═══ Data provided ═══

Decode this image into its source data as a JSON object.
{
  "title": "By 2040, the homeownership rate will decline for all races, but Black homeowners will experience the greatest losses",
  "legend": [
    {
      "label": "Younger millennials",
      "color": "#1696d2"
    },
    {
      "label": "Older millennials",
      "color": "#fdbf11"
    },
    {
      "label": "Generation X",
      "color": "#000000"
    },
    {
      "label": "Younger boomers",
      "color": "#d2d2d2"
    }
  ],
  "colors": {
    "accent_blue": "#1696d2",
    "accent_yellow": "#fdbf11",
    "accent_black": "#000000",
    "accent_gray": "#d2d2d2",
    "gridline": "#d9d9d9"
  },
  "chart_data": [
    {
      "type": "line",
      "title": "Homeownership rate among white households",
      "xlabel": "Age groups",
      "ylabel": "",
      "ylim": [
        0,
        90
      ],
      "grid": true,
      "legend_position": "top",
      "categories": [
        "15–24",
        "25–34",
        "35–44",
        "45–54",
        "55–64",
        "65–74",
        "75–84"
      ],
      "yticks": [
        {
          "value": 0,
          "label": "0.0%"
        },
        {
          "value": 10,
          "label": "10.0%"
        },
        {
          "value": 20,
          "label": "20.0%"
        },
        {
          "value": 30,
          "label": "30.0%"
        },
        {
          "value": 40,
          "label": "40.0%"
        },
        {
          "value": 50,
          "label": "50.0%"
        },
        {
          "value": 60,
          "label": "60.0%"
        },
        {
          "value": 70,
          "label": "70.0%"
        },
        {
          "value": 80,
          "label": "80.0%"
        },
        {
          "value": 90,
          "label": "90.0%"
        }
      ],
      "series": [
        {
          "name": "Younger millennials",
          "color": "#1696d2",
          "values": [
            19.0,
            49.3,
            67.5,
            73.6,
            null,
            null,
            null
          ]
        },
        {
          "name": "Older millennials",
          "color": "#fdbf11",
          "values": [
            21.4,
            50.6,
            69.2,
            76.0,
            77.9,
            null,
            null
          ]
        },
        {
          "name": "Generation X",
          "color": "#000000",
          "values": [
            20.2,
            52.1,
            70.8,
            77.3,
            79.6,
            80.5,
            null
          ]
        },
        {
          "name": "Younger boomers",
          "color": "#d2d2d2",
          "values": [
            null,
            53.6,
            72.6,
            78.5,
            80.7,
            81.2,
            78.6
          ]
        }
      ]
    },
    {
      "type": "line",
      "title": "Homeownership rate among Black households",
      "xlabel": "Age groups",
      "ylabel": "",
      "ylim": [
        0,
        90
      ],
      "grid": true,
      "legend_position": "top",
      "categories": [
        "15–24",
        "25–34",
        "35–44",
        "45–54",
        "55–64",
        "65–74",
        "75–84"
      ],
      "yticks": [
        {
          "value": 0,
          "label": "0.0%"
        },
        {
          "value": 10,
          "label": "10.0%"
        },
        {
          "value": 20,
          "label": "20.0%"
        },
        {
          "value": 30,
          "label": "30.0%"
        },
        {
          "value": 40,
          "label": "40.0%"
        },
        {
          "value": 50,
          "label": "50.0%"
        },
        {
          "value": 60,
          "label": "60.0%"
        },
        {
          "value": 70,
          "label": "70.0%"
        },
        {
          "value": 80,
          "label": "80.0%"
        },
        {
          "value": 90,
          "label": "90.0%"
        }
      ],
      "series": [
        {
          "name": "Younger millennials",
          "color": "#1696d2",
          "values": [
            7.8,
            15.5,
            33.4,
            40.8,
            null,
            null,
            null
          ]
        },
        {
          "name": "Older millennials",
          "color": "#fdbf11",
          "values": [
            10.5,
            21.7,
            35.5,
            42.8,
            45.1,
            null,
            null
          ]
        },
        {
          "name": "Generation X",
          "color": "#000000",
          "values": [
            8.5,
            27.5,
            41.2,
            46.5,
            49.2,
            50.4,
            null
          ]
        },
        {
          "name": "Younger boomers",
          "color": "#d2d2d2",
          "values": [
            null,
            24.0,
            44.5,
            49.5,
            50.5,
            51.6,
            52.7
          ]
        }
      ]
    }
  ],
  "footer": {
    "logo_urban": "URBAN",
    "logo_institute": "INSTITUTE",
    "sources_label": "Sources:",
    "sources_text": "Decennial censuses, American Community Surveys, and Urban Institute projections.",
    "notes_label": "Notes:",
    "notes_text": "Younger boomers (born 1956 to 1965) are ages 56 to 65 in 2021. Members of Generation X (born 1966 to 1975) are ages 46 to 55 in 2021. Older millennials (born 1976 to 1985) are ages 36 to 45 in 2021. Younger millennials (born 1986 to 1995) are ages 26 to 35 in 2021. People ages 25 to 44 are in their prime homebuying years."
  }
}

═══

• _Given problem_
Transcribe the material above in its entirety. Match it exactly.

• _Response to the task_
Decode this image into its source data as a JSON object.
{
  "title": "By 2040, the homeownership rate will decline for all races, but Black homeowners will experience the greatest losses",
  "legend": [
    {
      "label": "Younger millennials",
      "color": "#1696d2"
    },
    {
      "label": "Older millennials",
      "color": "#fdbf11"
    },
    {
      "label": "Generation X",
      "color": "#000000"
    },
    {
      "label": "Younger boomers",
      "color": "#d2d2d2"
    }
  ],
  "colors": {
    "accent_blue": "#1696d2",
    "accent_yellow": "#fdbf11",
    "accent_black": "#000000",
    "accent_gray": "#d2d2d2",
    "gridline": "#d9d9d9"
  },
  "chart_data": [
    {
      "type": "line",
      "title": "Homeownership rate among white households",
      "xlabel": "Age groups",
      "ylabel": "",
      "ylim": [
        0,
        90
      ],
      "grid": true,
      "legend_position": "top",
      "categories": [
        "15–24",
        "25–34",
        "35–44",
        "45–54",
        "55–64",
        "65–74",
        "75–84"
      ],
      "yticks": [
        {
          "value": 0,
          "label": "0.0%"
        },
        {
          "value": 10,
          "label": "10.0%"
        },
        {
          "value": 20,
          "label": "20.0%"
        },
        {
          "value": 30,
          "label": "30.0%"
        },
        {
          "value": 40,
          "label": "40.0%"
        },
        {
          "value": 50,
          "label": "50.0%"
        },
        {
          "value": 60,
          "label": "60.0%"
        },
        {
          "value": 70,
          "label": "70.0%"
        },
        {
          "value": 80,
          "label": "80.0%"
        },
        {
          "value": 90,
          "label": "90.0%"
        }
      ],
      "series": [
        {
          "name": "Younger millennials",
          "color": "#1696d2",
          "values": [
            19.0,
            49.3,
            67.5,
            73.6,
            null,
            null,
            null
          ]
        },
        {
          "name": "Older millennials",
          "color": "#fdbf11",
          "values": [
            21.4,
            50.6,
            69.2,
            76.0,
            77.9,
            null,
            null
          ]
        },
        {
          "name": "Generation X",
          "color": "#000000",
          "values": [
            20.2,
            52.1,
            70.8,
            77.3,
            79.6,
            80.5,
            null
          ]
        },
        {
          "name": "Younger boomers",
          "color": "#d2d2d2",
          "values": [
            null,
            53.6,
            72.6,
            78.5,
            80.7,
            81.2,
            78.6
          ]
        }
      ]
    },
    {
      "type": "line",
      "title": "Homeownership rate among Black households",
      "xlabel": "Age groups",
      "ylabel": "",
      "ylim": [
        0,
        90
      ],
      "grid": true,
      "legend_position": "top",
      "categories": [
        "15–24",
        "25–34",
        "35–44",
        "45–54",
        "55–64",
        "65–74",
        "75–84"
      ],
      "yticks": [
        {
          "value": 0,
          "label": "0.0%"
        },
        {
          "value": 10,
          "label": "10.0%"
        },
        {
          "value": 20,
          "label": "20.0%"
        },
        {
          "value": 30,
          "label": "30.0%"
        },
        {
          "value": 40,
          "label": "40.0%"
        },
        {
          "value": 50,
          "label": "50.0%"
        },
        {
          "value": 60,
          "label": "60.0%"
        },
        {
          "value": 70,
          "label": "70.0%"
        },
        {
          "value": 80,
          "label": "80.0%"
        },
        {
          "value": 90,
          "label": "90.0%"
        }
      ],
      "series": [
        {
          "name": "Younger millennials",
          "color": "#1696d2",
          "values": [
            7.8,
            15.5,
            33.4,
            40.8,
            null,
            null,
            null
          ]
        },
        {
          "name": "Older millennials",
          "color": "#fdbf11",
          "values": [
            10.5,
            21.7,
            35.5,
            42.8,
            45.1,
            null,
            null
          ]
        },
        {
          "name": "Generation X",
          "color": "#000000",
          "values": [
            8.5,
            27.5,
            41.2,
            46.5,
            49.2,
            50.4,
            null
          ]
        },
        {
          "name": "Younger boomers",
          "color": "#d2d2d2",
          "values": [
            null,
            24.0,
            44.5,
            49.5,
            50.5,
            51.6,
            52.7
          ]
        }
      ]
    }
  ],
  "footer": {
    "logo_urban": "URBAN",
    "logo_institute": "INSTITUTE",
    "sources_label": "Sources:",
    "sources_text": "Decennial censuses, American Community Surveys, and Urban Institute projections.",
    "notes_label": "Notes:",
    "notes_text": "Younger boomers (born 1956 to 1965) are ages 56 to 65 in 2021. Members of Generation X (born 1966 to 1975) are ages 46 to 55 in 2021. Older millennials (born 1976 to 1985) are ages 36 to 45 in 2021. Younger millennials (born 1986 to 1995) are ages 26 to 35 in 2021. People ages 25 to 44 are in their prime homebuying years."
  }
}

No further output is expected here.